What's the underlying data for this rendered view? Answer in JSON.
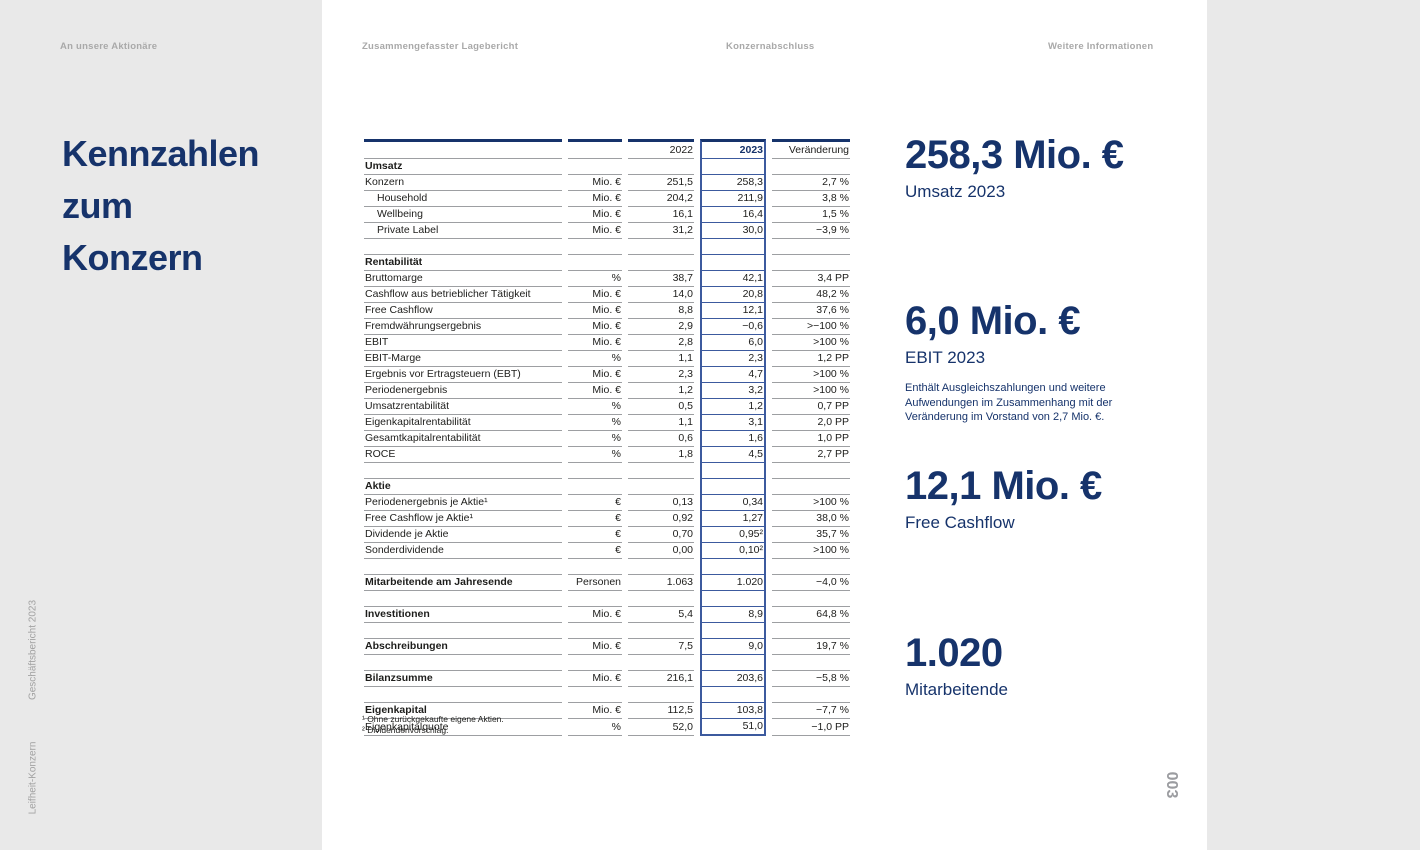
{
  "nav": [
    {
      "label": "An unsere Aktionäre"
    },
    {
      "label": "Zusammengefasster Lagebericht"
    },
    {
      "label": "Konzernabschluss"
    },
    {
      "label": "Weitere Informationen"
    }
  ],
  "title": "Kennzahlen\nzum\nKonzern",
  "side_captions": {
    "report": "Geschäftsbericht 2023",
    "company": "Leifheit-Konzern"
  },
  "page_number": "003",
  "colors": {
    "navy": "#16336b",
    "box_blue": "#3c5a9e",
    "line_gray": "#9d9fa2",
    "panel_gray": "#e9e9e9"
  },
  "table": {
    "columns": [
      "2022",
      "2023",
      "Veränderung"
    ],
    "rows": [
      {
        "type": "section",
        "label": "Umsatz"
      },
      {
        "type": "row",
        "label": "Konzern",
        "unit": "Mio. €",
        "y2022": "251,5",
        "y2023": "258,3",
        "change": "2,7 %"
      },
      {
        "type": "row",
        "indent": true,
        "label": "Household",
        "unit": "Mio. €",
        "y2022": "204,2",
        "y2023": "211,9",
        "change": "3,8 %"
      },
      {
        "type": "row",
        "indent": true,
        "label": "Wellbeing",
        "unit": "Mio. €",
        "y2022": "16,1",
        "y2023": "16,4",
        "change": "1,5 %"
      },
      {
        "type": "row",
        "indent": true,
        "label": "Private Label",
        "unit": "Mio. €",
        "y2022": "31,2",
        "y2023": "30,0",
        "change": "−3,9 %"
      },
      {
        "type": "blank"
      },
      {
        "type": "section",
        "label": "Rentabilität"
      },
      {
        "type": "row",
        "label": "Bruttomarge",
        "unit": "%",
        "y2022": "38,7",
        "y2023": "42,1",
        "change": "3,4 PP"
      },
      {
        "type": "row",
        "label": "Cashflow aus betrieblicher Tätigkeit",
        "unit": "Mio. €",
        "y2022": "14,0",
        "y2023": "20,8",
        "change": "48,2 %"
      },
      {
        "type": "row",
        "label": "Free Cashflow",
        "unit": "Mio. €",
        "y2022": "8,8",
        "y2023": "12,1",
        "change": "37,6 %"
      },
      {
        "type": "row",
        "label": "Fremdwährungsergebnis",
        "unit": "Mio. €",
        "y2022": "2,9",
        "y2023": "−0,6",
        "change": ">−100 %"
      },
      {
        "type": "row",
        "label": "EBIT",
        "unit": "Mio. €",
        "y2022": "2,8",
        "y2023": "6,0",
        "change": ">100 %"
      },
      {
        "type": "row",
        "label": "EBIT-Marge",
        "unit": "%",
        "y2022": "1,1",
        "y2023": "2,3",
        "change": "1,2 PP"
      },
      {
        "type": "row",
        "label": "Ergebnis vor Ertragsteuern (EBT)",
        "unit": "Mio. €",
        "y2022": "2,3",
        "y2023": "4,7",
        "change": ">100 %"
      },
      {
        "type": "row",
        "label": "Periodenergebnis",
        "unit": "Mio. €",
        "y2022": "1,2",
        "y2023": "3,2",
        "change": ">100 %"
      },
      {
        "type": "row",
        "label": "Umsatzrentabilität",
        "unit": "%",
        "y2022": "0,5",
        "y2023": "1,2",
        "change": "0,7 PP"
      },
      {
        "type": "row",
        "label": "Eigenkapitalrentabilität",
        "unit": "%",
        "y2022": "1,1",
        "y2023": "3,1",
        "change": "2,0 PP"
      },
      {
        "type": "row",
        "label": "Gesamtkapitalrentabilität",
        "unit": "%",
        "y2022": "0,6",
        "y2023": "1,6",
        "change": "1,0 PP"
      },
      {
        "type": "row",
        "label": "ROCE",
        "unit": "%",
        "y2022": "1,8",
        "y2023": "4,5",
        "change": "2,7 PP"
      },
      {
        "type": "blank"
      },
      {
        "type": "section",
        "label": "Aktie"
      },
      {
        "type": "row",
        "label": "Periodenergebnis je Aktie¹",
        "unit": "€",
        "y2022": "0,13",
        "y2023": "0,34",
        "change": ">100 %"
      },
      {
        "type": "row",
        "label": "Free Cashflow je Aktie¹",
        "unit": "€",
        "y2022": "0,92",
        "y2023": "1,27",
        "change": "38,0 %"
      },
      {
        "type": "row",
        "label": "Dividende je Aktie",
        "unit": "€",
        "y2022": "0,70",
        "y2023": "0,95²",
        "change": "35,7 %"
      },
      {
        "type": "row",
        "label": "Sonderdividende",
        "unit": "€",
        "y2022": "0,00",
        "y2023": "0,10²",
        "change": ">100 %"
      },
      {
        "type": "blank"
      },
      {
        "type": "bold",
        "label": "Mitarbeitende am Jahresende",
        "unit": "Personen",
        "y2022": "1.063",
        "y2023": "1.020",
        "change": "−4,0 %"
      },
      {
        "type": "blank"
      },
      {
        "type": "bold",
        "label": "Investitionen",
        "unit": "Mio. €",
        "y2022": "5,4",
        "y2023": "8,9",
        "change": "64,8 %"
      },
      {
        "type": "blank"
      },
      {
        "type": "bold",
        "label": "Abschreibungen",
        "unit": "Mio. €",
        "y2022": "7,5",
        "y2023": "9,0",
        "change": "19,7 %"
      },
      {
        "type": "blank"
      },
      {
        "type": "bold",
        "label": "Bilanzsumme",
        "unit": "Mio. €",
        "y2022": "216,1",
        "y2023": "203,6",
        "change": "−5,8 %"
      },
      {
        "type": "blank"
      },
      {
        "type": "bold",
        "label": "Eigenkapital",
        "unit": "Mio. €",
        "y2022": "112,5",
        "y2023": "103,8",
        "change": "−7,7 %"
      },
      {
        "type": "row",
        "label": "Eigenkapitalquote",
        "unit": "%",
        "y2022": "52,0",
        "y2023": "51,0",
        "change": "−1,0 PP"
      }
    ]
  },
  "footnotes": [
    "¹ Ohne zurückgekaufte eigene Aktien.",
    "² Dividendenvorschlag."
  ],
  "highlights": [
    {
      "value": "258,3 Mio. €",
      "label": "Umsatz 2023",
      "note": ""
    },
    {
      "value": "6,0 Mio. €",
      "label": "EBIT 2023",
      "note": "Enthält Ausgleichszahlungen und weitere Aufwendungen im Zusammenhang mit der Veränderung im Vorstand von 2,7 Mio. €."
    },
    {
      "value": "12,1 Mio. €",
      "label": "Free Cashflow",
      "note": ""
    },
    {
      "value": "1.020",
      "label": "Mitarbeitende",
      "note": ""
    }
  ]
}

==========

* YOUR INSTRUCTIONS:
Copy all the records above exactly, but leave out the pictures.

* THE RESULT:
What's the underlying data for this rendered view? Answer in JSON.
{
  "nav": [
    {
      "label": "An unsere Aktionäre"
    },
    {
      "label": "Zusammengefasster Lagebericht"
    },
    {
      "label": "Konzernabschluss"
    },
    {
      "label": "Weitere Informationen"
    }
  ],
  "title": "Kennzahlen\nzum\nKonzern",
  "side_captions": {
    "report": "Geschäftsbericht 2023",
    "company": "Leifheit-Konzern"
  },
  "page_number": "003",
  "colors": {
    "navy": "#16336b",
    "box_blue": "#3c5a9e",
    "line_gray": "#9d9fa2",
    "panel_gray": "#e9e9e9"
  },
  "table": {
    "columns": [
      "2022",
      "2023",
      "Veränderung"
    ],
    "rows": [
      {
        "type": "section",
        "label": "Umsatz"
      },
      {
        "type": "row",
        "label": "Konzern",
        "unit": "Mio. €",
        "y2022": "251,5",
        "y2023": "258,3",
        "change": "2,7 %"
      },
      {
        "type": "row",
        "indent": true,
        "label": "Household",
        "unit": "Mio. €",
        "y2022": "204,2",
        "y2023": "211,9",
        "change": "3,8 %"
      },
      {
        "type": "row",
        "indent": true,
        "label": "Wellbeing",
        "unit": "Mio. €",
        "y2022": "16,1",
        "y2023": "16,4",
        "change": "1,5 %"
      },
      {
        "type": "row",
        "indent": true,
        "label": "Private Label",
        "unit": "Mio. €",
        "y2022": "31,2",
        "y2023": "30,0",
        "change": "−3,9 %"
      },
      {
        "type": "blank"
      },
      {
        "type": "section",
        "label": "Rentabilität"
      },
      {
        "type": "row",
        "label": "Bruttomarge",
        "unit": "%",
        "y2022": "38,7",
        "y2023": "42,1",
        "change": "3,4 PP"
      },
      {
        "type": "row",
        "label": "Cashflow aus betrieblicher Tätigkeit",
        "unit": "Mio. €",
        "y2022": "14,0",
        "y2023": "20,8",
        "change": "48,2 %"
      },
      {
        "type": "row",
        "label": "Free Cashflow",
        "unit": "Mio. €",
        "y2022": "8,8",
        "y2023": "12,1",
        "change": "37,6 %"
      },
      {
        "type": "row",
        "label": "Fremdwährungsergebnis",
        "unit": "Mio. €",
        "y2022": "2,9",
        "y2023": "−0,6",
        "change": ">−100 %"
      },
      {
        "type": "row",
        "label": "EBIT",
        "unit": "Mio. €",
        "y2022": "2,8",
        "y2023": "6,0",
        "change": ">100 %"
      },
      {
        "type": "row",
        "label": "EBIT-Marge",
        "unit": "%",
        "y2022": "1,1",
        "y2023": "2,3",
        "change": "1,2 PP"
      },
      {
        "type": "row",
        "label": "Ergebnis vor Ertragsteuern (EBT)",
        "unit": "Mio. €",
        "y2022": "2,3",
        "y2023": "4,7",
        "change": ">100 %"
      },
      {
        "type": "row",
        "label": "Periodenergebnis",
        "unit": "Mio. €",
        "y2022": "1,2",
        "y2023": "3,2",
        "change": ">100 %"
      },
      {
        "type": "row",
        "label": "Umsatzrentabilität",
        "unit": "%",
        "y2022": "0,5",
        "y2023": "1,2",
        "change": "0,7 PP"
      },
      {
        "type": "row",
        "label": "Eigenkapitalrentabilität",
        "unit": "%",
        "y2022": "1,1",
        "y2023": "3,1",
        "change": "2,0 PP"
      },
      {
        "type": "row",
        "label": "Gesamtkapitalrentabilität",
        "unit": "%",
        "y2022": "0,6",
        "y2023": "1,6",
        "change": "1,0 PP"
      },
      {
        "type": "row",
        "label": "ROCE",
        "unit": "%",
        "y2022": "1,8",
        "y2023": "4,5",
        "change": "2,7 PP"
      },
      {
        "type": "blank"
      },
      {
        "type": "section",
        "label": "Aktie"
      },
      {
        "type": "row",
        "label": "Periodenergebnis je Aktie¹",
        "unit": "€",
        "y2022": "0,13",
        "y2023": "0,34",
        "change": ">100 %"
      },
      {
        "type": "row",
        "label": "Free Cashflow je Aktie¹",
        "unit": "€",
        "y2022": "0,92",
        "y2023": "1,27",
        "change": "38,0 %"
      },
      {
        "type": "row",
        "label": "Dividende je Aktie",
        "unit": "€",
        "y2022": "0,70",
        "y2023": "0,95²",
        "change": "35,7 %"
      },
      {
        "type": "row",
        "label": "Sonderdividende",
        "unit": "€",
        "y2022": "0,00",
        "y2023": "0,10²",
        "change": ">100 %"
      },
      {
        "type": "blank"
      },
      {
        "type": "bold",
        "label": "Mitarbeitende am Jahresende",
        "unit": "Personen",
        "y2022": "1.063",
        "y2023": "1.020",
        "change": "−4,0 %"
      },
      {
        "type": "blank"
      },
      {
        "type": "bold",
        "label": "Investitionen",
        "unit": "Mio. €",
        "y2022": "5,4",
        "y2023": "8,9",
        "change": "64,8 %"
      },
      {
        "type": "blank"
      },
      {
        "type": "bold",
        "label": "Abschreibungen",
        "unit": "Mio. €",
        "y2022": "7,5",
        "y2023": "9,0",
        "change": "19,7 %"
      },
      {
        "type": "blank"
      },
      {
        "type": "bold",
        "label": "Bilanzsumme",
        "unit": "Mio. €",
        "y2022": "216,1",
        "y2023": "203,6",
        "change": "−5,8 %"
      },
      {
        "type": "blank"
      },
      {
        "type": "bold",
        "label": "Eigenkapital",
        "unit": "Mio. €",
        "y2022": "112,5",
        "y2023": "103,8",
        "change": "−7,7 %"
      },
      {
        "type": "row",
        "label": "Eigenkapitalquote",
        "unit": "%",
        "y2022": "52,0",
        "y2023": "51,0",
        "change": "−1,0 PP"
      }
    ]
  },
  "footnotes": [
    "¹ Ohne zurückgekaufte eigene Aktien.",
    "² Dividendenvorschlag."
  ],
  "highlights": [
    {
      "value": "258,3 Mio. €",
      "label": "Umsatz 2023",
      "note": ""
    },
    {
      "value": "6,0 Mio. €",
      "label": "EBIT 2023",
      "note": "Enthält Ausgleichszahlungen und weitere Aufwendungen im Zusammenhang mit der Veränderung im Vorstand von 2,7 Mio. €."
    },
    {
      "value": "12,1 Mio. €",
      "label": "Free Cashflow",
      "note": ""
    },
    {
      "value": "1.020",
      "label": "Mitarbeitende",
      "note": ""
    }
  ]
}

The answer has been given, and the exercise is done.